Rows from a figure dataset:
---+---

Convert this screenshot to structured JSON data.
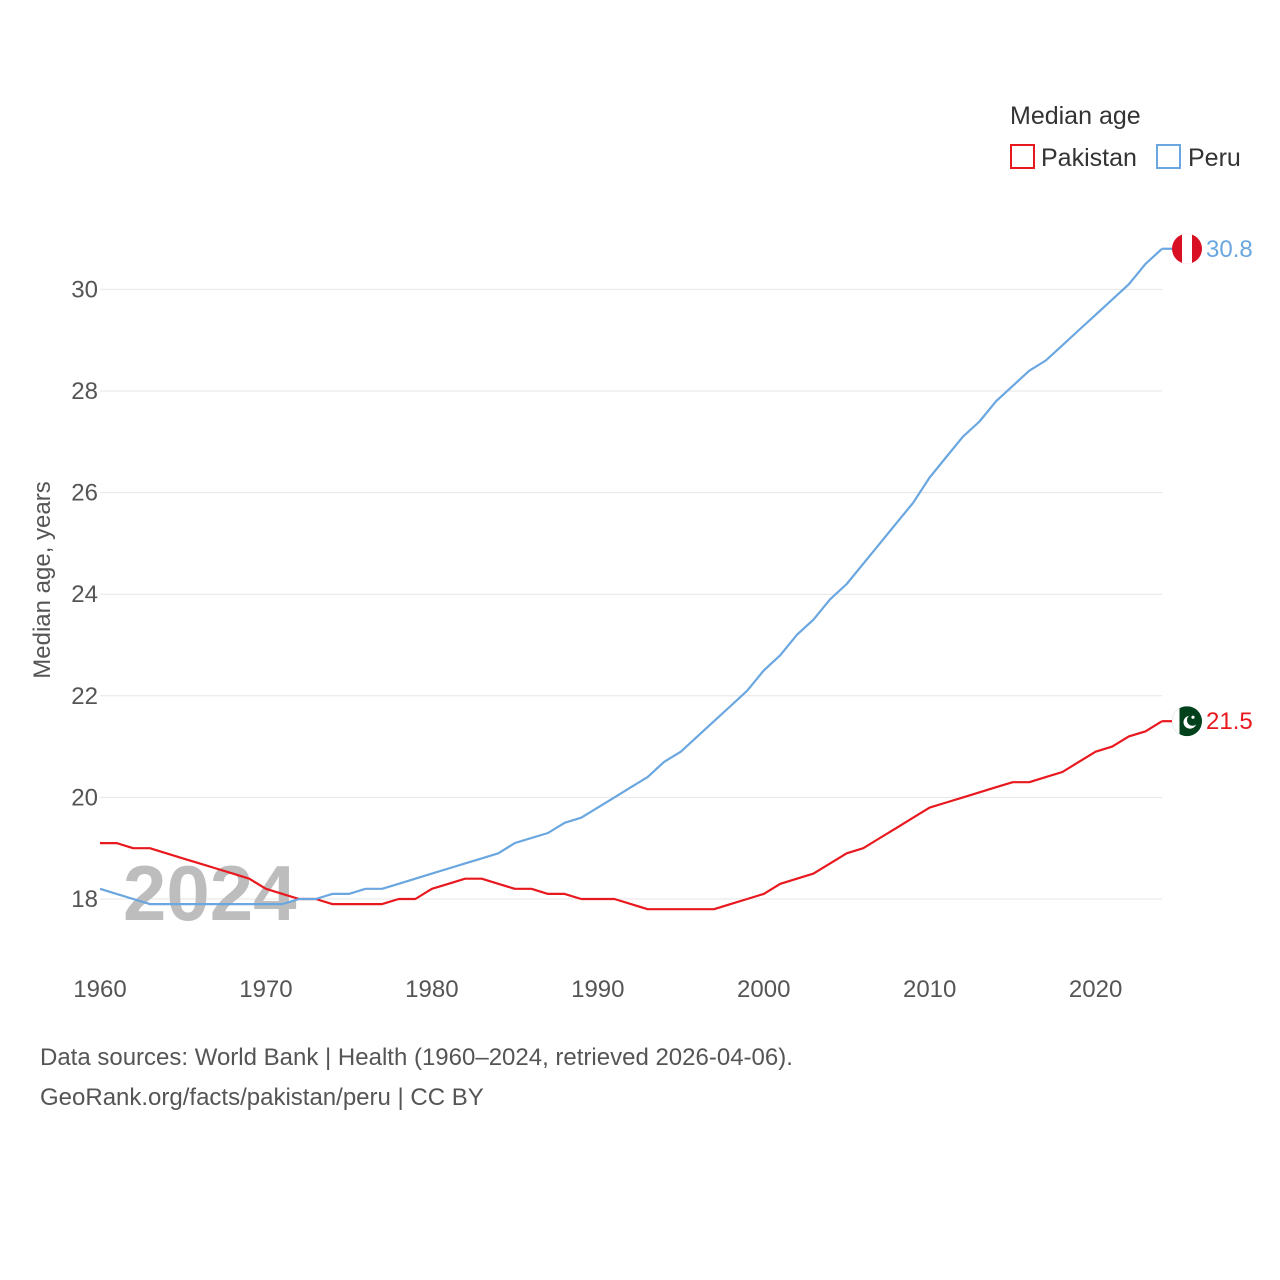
{
  "chart_data": {
    "type": "line",
    "title": "Median age",
    "xlabel": "",
    "ylabel": "Median age, years",
    "xlim": [
      1960,
      2024
    ],
    "ylim": [
      17,
      31
    ],
    "x_ticks": [
      1960,
      1970,
      1980,
      1990,
      2000,
      2010,
      2020
    ],
    "y_ticks": [
      18,
      20,
      22,
      24,
      26,
      28,
      30
    ],
    "grid": true,
    "legend_position": "top-right",
    "current_year_label": "2024",
    "x": [
      1960,
      1961,
      1962,
      1963,
      1964,
      1965,
      1966,
      1967,
      1968,
      1969,
      1970,
      1971,
      1972,
      1973,
      1974,
      1975,
      1976,
      1977,
      1978,
      1979,
      1980,
      1981,
      1982,
      1983,
      1984,
      1985,
      1986,
      1987,
      1988,
      1989,
      1990,
      1991,
      1992,
      1993,
      1994,
      1995,
      1996,
      1997,
      1998,
      1999,
      2000,
      2001,
      2002,
      2003,
      2004,
      2005,
      2006,
      2007,
      2008,
      2009,
      2010,
      2011,
      2012,
      2013,
      2014,
      2015,
      2016,
      2017,
      2018,
      2019,
      2020,
      2021,
      2022,
      2023,
      2024
    ],
    "series": [
      {
        "name": "Pakistan",
        "color": "#e8191e",
        "end_label": "21.5",
        "flag": "pakistan-flag",
        "values": [
          19.1,
          19.1,
          19.0,
          19.0,
          18.9,
          18.8,
          18.7,
          18.6,
          18.5,
          18.4,
          18.2,
          18.1,
          18.0,
          18.0,
          17.9,
          17.9,
          17.9,
          17.9,
          18.0,
          18.0,
          18.2,
          18.3,
          18.4,
          18.4,
          18.3,
          18.2,
          18.2,
          18.1,
          18.1,
          18.0,
          18.0,
          18.0,
          17.9,
          17.8,
          17.8,
          17.8,
          17.8,
          17.8,
          17.9,
          18.0,
          18.1,
          18.3,
          18.4,
          18.5,
          18.7,
          18.9,
          19.0,
          19.2,
          19.4,
          19.6,
          19.8,
          19.9,
          20.0,
          20.1,
          20.2,
          20.3,
          20.3,
          20.4,
          20.5,
          20.7,
          20.9,
          21.0,
          21.2,
          21.3,
          21.5
        ]
      },
      {
        "name": "Peru",
        "color": "#6aa6e0",
        "end_label": "30.8",
        "flag": "peru-flag",
        "values": [
          18.2,
          18.1,
          18.0,
          17.9,
          17.9,
          17.9,
          17.9,
          17.9,
          17.9,
          17.9,
          17.9,
          17.9,
          18.0,
          18.0,
          18.1,
          18.1,
          18.2,
          18.2,
          18.3,
          18.4,
          18.5,
          18.6,
          18.7,
          18.8,
          18.9,
          19.1,
          19.2,
          19.3,
          19.5,
          19.6,
          19.8,
          20.0,
          20.2,
          20.4,
          20.7,
          20.9,
          21.2,
          21.5,
          21.8,
          22.1,
          22.5,
          22.8,
          23.2,
          23.5,
          23.9,
          24.2,
          24.6,
          25.0,
          25.4,
          25.8,
          26.3,
          26.7,
          27.1,
          27.4,
          27.8,
          28.1,
          28.4,
          28.6,
          28.9,
          29.2,
          29.5,
          29.8,
          30.1,
          30.5,
          30.8
        ]
      }
    ]
  },
  "footer": {
    "sources": "Data sources: World Bank | Health (1960–2024, retrieved 2026-04-06).",
    "attribution": "GeoRank.org/facts/pakistan/peru | CC BY"
  }
}
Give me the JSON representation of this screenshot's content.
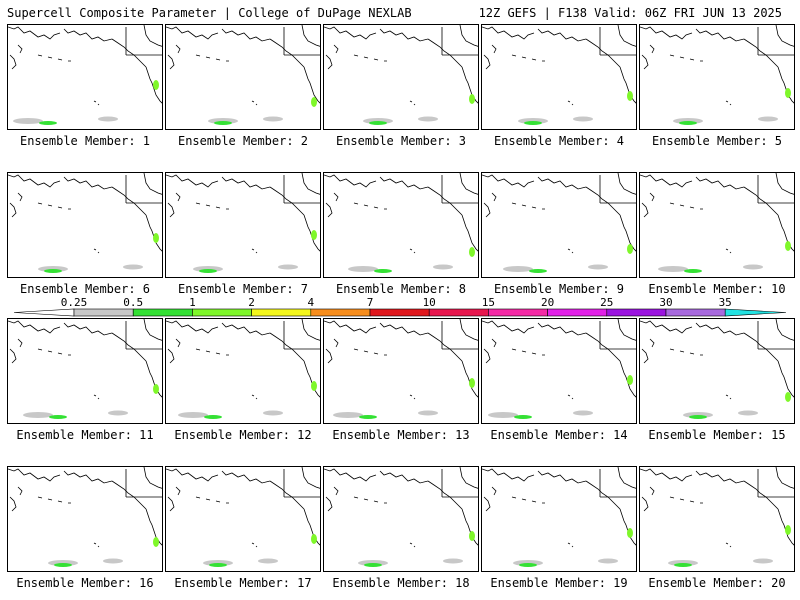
{
  "header": {
    "left": "Supercell Composite Parameter | College of DuPage NEXLAB",
    "right": "12Z GEFS | F138 Valid: 06Z FRI JUN 13 2025"
  },
  "panels": [
    {
      "label": "Ensemble Member: 1"
    },
    {
      "label": "Ensemble Member: 2"
    },
    {
      "label": "Ensemble Member: 3"
    },
    {
      "label": "Ensemble Member: 4"
    },
    {
      "label": "Ensemble Member: 5"
    },
    {
      "label": "Ensemble Member: 6"
    },
    {
      "label": "Ensemble Member: 7"
    },
    {
      "label": "Ensemble Member: 8"
    },
    {
      "label": "Ensemble Member: 9"
    },
    {
      "label": "Ensemble Member: 10"
    },
    {
      "label": "Ensemble Member: 11"
    },
    {
      "label": "Ensemble Member: 12"
    },
    {
      "label": "Ensemble Member: 13"
    },
    {
      "label": "Ensemble Member: 14"
    },
    {
      "label": "Ensemble Member: 15"
    },
    {
      "label": "Ensemble Member: 16"
    },
    {
      "label": "Ensemble Member: 17"
    },
    {
      "label": "Ensemble Member: 18"
    },
    {
      "label": "Ensemble Member: 19"
    },
    {
      "label": "Ensemble Member: 20"
    }
  ],
  "colorbar": {
    "ticks": [
      "0.25",
      "0.5",
      "1",
      "2",
      "4",
      "7",
      "10",
      "15",
      "20",
      "25",
      "30",
      "35"
    ],
    "colors": [
      "#c8c8c8",
      "#34e134",
      "#7ff72a",
      "#f4f71c",
      "#f78d1c",
      "#e0171c",
      "#e8174e",
      "#f52aa6",
      "#e221e8",
      "#9b14e0",
      "#a86adf",
      "#23e2e2"
    ]
  }
}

---+---

* _What is expected_
From the listing above, copy out each line where the word "right" appears.

* _Solution below_
    "legend_position": "top-right",
    "right": "12Z GEFS | F138 Valid: 06Z FRI JUN 13 2025"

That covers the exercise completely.